### Passage
= = = = = = =

But you don’t have to rely on the prices you paid. You can look at how prices in other parts of the economy behave to inform your own expectations about the future.
You are right that few people look at primary information, and that mistakes are possible. But noise traders aren’t much of a problem, and are even good, as they drive up the rewards up for grabs for well informed people.
The article talks about Argentina, but you bring up some US context. We can go with that. In the US you have the TIPS spread, which is essential the difference in price between inflation adjusted government bonds and those not adjusted.
FRED helpfully prepared graphs for the 5 and 10 year inflation forecasts implied by those prices. I don’t need to read any news and figure out how to interpret them, I can just look at the graphs and read the relevant numbers.
And those forecasts don’t need to wait for any money to actually hit the economy. They can anticipate. (And yes, the TIPS spread is calculated from real prices that someone paid. But there’s not hydraulic model of money working it’s way through the economy trade by trade, sector by sector.)
In Argentina the situation is arguably simpler:
They currency is so useless, that they can treat the real value of the USD as approximately constant in comparison and everyone is hyperaware of the (black market) exchange rate and how it’s developing. Anyone who borrows will likely be aware of differences in interest rates, which is also a market measure of expectations of how the exchange rate will develop.
No need for individuals to track press releases by the central bank to form useful and accurate expectations.
Jon Murphy
Dec 10 2023 at 7:44pm
Yes, and that is precisely why Cantillion Effects come into play
Roger McKinney
Dec 11 2023 at 10:06am
“it’s not clear why people wouldn’t anticipate the highly predictable effects of new money.”

= = = = = = =

### Stored data
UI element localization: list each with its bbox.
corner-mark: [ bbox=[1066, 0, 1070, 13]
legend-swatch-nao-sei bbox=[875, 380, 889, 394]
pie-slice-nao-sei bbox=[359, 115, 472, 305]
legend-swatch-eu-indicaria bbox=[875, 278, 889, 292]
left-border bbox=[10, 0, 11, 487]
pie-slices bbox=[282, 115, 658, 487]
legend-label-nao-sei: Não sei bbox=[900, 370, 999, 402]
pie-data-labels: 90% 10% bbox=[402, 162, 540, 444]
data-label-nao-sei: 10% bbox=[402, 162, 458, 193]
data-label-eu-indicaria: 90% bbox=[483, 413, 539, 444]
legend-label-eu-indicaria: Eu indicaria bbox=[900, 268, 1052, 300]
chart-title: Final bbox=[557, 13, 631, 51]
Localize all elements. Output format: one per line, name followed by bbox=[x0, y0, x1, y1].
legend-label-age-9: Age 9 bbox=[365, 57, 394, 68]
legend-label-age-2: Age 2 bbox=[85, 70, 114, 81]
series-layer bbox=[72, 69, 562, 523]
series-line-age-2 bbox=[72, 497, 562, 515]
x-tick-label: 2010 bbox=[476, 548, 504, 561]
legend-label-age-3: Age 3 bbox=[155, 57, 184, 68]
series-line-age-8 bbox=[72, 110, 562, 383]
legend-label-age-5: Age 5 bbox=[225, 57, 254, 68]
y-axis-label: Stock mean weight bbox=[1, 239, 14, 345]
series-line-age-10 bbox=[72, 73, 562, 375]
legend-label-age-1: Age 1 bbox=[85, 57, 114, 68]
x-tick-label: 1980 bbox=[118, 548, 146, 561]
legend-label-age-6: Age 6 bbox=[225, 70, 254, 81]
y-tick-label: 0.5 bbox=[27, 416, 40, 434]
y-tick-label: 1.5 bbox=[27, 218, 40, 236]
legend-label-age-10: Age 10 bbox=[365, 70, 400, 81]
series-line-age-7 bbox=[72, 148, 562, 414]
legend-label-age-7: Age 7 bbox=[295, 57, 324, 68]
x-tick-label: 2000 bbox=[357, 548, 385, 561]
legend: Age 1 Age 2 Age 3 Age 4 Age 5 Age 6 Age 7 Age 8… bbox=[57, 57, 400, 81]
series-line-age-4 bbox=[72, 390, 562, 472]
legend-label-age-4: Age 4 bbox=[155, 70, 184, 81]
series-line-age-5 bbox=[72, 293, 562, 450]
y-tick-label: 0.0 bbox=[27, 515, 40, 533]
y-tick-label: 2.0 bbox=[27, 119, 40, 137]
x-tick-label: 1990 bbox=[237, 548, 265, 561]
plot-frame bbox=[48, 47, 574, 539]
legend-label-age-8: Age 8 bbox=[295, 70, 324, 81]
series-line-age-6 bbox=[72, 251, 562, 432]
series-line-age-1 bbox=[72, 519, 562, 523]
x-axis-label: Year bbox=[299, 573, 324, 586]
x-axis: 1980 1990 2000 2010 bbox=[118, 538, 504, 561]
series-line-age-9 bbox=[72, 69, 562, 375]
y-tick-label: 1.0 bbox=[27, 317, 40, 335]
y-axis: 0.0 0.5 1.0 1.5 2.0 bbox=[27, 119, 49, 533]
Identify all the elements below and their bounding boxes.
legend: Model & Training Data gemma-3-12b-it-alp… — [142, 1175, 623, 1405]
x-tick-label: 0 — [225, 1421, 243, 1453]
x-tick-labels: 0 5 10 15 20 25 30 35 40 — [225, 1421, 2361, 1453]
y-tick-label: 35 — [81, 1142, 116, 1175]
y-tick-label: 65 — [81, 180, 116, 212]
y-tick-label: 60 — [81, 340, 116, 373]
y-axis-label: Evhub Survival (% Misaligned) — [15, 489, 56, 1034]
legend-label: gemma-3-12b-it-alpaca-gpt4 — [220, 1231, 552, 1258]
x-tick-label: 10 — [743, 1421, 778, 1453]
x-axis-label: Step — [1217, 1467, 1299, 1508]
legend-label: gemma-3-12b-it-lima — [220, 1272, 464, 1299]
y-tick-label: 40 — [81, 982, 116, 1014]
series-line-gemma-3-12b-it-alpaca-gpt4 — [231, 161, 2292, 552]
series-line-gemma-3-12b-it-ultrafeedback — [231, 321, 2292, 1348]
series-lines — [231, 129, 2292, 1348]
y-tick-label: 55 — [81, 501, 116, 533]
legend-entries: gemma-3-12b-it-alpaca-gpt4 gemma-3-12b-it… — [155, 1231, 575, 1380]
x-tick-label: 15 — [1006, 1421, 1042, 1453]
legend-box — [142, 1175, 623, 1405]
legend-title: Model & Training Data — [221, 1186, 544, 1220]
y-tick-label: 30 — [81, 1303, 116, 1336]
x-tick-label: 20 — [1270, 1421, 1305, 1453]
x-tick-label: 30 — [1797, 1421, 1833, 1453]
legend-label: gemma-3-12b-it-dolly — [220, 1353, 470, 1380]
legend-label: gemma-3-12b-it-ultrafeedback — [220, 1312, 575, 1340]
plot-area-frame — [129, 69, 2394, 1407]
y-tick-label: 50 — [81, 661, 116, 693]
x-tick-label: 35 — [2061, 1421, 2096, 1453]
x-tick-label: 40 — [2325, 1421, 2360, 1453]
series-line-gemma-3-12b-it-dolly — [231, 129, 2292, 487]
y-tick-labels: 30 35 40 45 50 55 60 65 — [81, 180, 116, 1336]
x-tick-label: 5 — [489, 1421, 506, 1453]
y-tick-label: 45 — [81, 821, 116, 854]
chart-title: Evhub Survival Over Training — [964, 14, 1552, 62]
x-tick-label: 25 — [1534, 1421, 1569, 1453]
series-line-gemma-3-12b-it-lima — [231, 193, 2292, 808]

= = = = = = =

### Actions to take
a) Rename "exchange rate" as "currency rate" in the stretch of the inflation discussion from "And those forecasts" through "and accurate expectations.".
b) Condense the paragraph of the inflation discussion that begins "FRED helpfully prepared graphs," keeping its main facts.
These rows come from a separate source.

### Responses per task
a)
And those forecasts don’t need to wait for any money to actually hit the economy. They can anticipate. (And yes, the TIPS spread is calculated from real prices that someone paid. But there’s not hydraulic model of money working it’s way through the economy trade by trade, sector by sector.)
In Argentina the situation is arguably simpler:
They currency is so useless, that they can treat the real value of the USD as approximately constant in comparison and everyone is hyperaware of the (black market) currency rate and how it’s developing. Anyone who borrows will likely be aware of differences in interest rates, which is also a market measure of expectations of how the currency rate will develop.
No need for individuals to track press releases by the central bank to form useful and accurate expectations.

b) FRED offers graphs of the 5- and 10-year inflation forecasts implied by those prices. The relevant numbers can be read straight from the graphs, with no need to read and interpret the news.